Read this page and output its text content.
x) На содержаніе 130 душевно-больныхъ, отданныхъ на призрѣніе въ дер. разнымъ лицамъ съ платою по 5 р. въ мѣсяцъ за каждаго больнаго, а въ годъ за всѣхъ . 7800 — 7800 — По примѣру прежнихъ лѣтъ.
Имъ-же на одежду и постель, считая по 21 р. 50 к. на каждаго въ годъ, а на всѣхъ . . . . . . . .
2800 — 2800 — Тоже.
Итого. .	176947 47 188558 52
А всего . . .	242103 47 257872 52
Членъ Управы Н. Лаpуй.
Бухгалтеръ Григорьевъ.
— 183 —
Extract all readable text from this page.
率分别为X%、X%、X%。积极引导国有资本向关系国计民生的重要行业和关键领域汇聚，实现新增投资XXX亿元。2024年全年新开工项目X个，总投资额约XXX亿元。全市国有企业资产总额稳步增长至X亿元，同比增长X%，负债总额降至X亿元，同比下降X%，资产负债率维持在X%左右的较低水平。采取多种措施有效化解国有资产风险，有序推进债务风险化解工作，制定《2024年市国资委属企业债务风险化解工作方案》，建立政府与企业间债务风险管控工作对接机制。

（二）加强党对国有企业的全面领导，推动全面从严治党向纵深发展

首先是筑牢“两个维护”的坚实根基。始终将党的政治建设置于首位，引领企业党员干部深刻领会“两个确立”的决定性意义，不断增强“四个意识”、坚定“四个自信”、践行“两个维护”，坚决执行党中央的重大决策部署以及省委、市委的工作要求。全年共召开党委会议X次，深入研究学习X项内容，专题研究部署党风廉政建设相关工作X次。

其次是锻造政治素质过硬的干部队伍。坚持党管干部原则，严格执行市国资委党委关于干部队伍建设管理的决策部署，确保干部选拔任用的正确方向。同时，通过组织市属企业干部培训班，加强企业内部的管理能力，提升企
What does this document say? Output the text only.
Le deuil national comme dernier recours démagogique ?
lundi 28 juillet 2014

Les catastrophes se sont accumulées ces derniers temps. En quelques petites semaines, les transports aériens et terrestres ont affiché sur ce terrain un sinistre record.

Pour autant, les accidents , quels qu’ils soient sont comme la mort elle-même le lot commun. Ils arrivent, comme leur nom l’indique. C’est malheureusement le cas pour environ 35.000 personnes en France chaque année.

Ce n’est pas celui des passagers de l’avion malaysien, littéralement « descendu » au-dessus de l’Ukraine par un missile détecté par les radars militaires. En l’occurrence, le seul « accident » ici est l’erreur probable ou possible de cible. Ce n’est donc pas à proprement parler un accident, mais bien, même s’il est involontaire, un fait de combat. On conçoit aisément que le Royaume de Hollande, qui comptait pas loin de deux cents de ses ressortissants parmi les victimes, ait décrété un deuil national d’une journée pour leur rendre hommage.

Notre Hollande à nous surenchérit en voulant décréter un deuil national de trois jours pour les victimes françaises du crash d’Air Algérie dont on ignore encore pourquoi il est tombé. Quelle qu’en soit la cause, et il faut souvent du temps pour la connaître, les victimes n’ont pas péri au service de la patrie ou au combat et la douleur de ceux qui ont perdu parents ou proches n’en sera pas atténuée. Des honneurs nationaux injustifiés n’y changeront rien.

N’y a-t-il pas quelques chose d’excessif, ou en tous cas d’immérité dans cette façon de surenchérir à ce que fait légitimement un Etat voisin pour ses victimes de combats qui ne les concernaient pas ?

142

DIRECTION: Extract each line from the entries above that contains the string "même".

SOLUTION TO THE PROBLEM:
Pour autant, les accidents , quels qu’ils soient sont comme la mort elle-même le lot commun. Ils arrivent, comme leur nom l’indique. C’est malheureusement le cas pour environ 35.000 personnes en France chaque année.
Ce n’est pas celui des passagers de l’avion malaysien, littéralement « descendu » au-dessus de l’Ukraine par un missile détecté par les radars militaires. En l’occurrence, le seul « accident » ici est l’erreur probable ou possible de cible. Ce n’est donc pas à proprement parler un accident, mais bien, même s’il est involontaire, un fait de combat. On conçoit aisément que le Royaume de Hollande, qui comptait pas loin de deux cents de ses ressortissants parmi les victimes, ait décrété un deuil national d’une journée pour leur rendre hommage.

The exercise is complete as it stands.